[Data entries]

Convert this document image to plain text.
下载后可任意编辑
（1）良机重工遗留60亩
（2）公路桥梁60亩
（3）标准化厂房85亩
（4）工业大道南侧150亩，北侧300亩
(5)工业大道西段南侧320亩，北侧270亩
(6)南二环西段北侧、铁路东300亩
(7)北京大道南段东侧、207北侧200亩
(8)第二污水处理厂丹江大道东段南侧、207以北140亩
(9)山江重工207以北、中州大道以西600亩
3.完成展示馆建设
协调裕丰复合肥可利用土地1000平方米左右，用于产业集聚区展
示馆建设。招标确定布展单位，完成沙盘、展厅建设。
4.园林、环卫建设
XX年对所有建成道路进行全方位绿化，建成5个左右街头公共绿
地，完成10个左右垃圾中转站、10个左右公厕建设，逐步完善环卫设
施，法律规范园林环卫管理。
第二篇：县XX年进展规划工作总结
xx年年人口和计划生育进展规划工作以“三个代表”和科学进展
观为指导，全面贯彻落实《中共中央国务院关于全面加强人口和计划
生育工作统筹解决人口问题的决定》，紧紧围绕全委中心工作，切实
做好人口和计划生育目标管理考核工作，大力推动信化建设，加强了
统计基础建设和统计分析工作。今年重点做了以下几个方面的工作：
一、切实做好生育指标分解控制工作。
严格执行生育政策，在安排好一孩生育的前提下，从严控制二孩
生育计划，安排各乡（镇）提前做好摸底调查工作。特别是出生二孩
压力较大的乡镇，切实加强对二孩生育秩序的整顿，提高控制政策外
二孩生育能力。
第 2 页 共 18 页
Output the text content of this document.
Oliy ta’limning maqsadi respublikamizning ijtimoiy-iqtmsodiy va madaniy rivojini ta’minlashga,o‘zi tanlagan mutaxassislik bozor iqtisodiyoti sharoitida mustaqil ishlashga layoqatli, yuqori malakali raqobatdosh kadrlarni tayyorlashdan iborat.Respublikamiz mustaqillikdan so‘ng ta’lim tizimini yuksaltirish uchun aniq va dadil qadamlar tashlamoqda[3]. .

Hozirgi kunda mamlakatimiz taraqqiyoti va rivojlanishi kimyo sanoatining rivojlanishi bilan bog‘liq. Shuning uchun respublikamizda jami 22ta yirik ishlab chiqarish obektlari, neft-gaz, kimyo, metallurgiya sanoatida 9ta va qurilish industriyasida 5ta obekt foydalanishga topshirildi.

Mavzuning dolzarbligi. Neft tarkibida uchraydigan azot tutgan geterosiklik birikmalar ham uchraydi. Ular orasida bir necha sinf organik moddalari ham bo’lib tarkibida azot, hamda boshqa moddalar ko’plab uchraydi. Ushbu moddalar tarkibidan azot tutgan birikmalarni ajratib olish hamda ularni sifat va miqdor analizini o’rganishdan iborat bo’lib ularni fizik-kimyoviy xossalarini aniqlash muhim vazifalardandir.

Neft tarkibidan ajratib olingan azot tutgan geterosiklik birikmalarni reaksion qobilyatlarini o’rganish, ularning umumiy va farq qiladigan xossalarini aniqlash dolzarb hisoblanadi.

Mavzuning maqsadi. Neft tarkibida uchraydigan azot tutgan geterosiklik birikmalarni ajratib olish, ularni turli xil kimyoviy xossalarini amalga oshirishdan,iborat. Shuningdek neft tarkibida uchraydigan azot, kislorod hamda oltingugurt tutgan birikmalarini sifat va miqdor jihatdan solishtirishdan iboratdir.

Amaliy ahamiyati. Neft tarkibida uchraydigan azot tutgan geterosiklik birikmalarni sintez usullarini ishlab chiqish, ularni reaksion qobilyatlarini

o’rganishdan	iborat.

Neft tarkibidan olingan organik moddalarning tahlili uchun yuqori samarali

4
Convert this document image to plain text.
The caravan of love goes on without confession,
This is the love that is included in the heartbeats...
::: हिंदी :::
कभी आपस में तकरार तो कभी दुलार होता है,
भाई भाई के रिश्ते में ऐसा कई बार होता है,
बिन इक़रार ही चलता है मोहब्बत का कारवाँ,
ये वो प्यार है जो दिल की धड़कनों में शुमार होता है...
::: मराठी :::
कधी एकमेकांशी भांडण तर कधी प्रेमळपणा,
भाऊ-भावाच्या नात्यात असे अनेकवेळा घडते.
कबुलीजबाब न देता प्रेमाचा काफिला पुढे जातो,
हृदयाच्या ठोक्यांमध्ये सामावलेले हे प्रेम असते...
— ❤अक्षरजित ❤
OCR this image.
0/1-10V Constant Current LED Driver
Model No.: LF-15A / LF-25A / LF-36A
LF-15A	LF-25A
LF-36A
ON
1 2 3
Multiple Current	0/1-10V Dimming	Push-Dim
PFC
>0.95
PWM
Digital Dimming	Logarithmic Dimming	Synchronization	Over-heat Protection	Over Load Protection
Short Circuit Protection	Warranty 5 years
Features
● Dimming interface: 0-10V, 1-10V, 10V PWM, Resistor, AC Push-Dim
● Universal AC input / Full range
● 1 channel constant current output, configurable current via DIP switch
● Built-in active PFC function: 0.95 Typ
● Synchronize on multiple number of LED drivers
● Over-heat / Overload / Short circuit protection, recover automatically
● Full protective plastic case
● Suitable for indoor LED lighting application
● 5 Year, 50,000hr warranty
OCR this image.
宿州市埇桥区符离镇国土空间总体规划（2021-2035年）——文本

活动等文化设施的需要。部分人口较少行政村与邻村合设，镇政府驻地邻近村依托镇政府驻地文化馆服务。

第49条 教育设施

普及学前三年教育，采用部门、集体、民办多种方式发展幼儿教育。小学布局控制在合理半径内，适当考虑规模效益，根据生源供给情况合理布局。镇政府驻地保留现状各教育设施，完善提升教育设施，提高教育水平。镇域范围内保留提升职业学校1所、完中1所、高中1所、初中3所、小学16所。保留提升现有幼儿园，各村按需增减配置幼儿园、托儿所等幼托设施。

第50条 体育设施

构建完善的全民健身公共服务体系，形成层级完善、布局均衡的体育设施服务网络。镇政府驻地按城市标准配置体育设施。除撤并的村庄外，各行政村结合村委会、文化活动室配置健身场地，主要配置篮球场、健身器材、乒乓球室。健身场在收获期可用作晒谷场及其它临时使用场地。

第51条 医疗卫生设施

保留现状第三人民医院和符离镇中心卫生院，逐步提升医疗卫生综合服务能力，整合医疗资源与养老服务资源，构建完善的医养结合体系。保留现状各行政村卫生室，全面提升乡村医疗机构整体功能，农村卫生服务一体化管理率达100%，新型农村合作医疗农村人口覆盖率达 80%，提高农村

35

◆ **STATED EXERCISE**
Copy every line from the entries that contains the word "Full".

◆ **EXPECTED OUTPUT**
● Universal AC input / Full range
● Full protective plastic case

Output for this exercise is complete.